Do this: Output every entry exactly as written.

Entries provided:
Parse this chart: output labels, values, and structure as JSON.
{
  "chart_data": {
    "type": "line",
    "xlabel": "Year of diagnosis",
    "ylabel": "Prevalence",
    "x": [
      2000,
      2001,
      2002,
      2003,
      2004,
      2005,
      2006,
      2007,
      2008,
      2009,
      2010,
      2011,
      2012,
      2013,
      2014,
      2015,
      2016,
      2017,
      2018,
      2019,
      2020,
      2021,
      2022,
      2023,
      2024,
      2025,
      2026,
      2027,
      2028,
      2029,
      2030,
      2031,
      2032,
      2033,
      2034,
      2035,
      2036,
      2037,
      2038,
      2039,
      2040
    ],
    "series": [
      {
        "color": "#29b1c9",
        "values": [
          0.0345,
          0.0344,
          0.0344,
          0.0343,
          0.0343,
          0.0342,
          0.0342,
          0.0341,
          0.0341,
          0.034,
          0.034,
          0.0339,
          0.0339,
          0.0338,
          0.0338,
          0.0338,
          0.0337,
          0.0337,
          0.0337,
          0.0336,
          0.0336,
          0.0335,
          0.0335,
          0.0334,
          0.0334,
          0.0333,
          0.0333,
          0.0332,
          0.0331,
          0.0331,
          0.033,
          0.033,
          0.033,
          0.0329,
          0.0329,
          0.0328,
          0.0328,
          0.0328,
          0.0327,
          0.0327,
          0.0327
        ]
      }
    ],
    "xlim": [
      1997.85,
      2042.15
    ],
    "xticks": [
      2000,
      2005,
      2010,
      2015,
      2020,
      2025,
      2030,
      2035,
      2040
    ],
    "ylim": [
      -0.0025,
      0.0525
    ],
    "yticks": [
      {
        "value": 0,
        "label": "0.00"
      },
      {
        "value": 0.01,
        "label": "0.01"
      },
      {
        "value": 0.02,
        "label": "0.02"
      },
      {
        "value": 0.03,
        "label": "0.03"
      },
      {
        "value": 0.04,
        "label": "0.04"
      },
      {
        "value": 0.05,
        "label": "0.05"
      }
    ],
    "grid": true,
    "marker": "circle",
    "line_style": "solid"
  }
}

Exercise response:
Parse this chart: output labels, values, and structure as JSON.
{
  "chart_data": {
    "type": "line",
    "xlabel": "Year of diagnosis",
    "ylabel": "Prevalence",
    "x": [
      2000,
      2001,
      2002,
      2003,
      2004,
      2005,
      2006,
      2007,
      2008,
      2009,
      2010,
      2011,
      2012,
      2013,
      2014,
      2015,
      2016,
      2017,
      2018,
      2019,
      2020,
      2021,
      2022,
      2023,
      2024,
      2025,
      2026,
      2027,
      2028,
      2029,
      2030,
      2031,
      2032,
      2033,
      2034,
      2035,
      2036,
      2037,
      2038,
      2039,
      2040
    ],
    "series": [
      {
        "color": "#29b1c9",
        "values": [
          0.0345,
          0.0344,
          0.0344,
          0.0343,
          0.0343,
          0.0342,
          0.0342,
          0.0341,
          0.0341,
          0.034,
          0.034,
          0.0339,
          0.0339,
          0.0338,
          0.0338,
          0.0338,
          0.0337,
          0.0337,
          0.0337,
          0.0336,
          0.0336,
          0.0335,
          0.0335,
          0.0334,
          0.0334,
          0.0333,
          0.0333,
          0.0332,
          0.0331,
          0.0331,
          0.033,
          0.033,
          0.033,
          0.0329,
          0.0329,
          0.0328,
          0.0328,
          0.0328,
          0.0327,
          0.0327,
          0.0327
        ]
      }
    ],
    "xlim": [
      1997.85,
      2042.15
    ],
    "xticks": [
      2000,
      2005,
      2010,
      2015,
      2020,
      2025,
      2030,
      2035,
      2040
    ],
    "ylim": [
      -0.0025,
      0.0525
    ],
    "yticks": [
      {
        "value": 0,
        "label": "0.00"
      },
      {
        "value": 0.01,
        "label": "0.01"
      },
      {
        "value": 0.02,
        "label": "0.02"
      },
      {
        "value": 0.03,
        "label": "0.03"
      },
      {
        "value": 0.04,
        "label": "0.04"
      },
      {
        "value": 0.05,
        "label": "0.05"
      }
    ],
    "grid": true,
    "marker": "circle",
    "line_style": "solid"
  }
}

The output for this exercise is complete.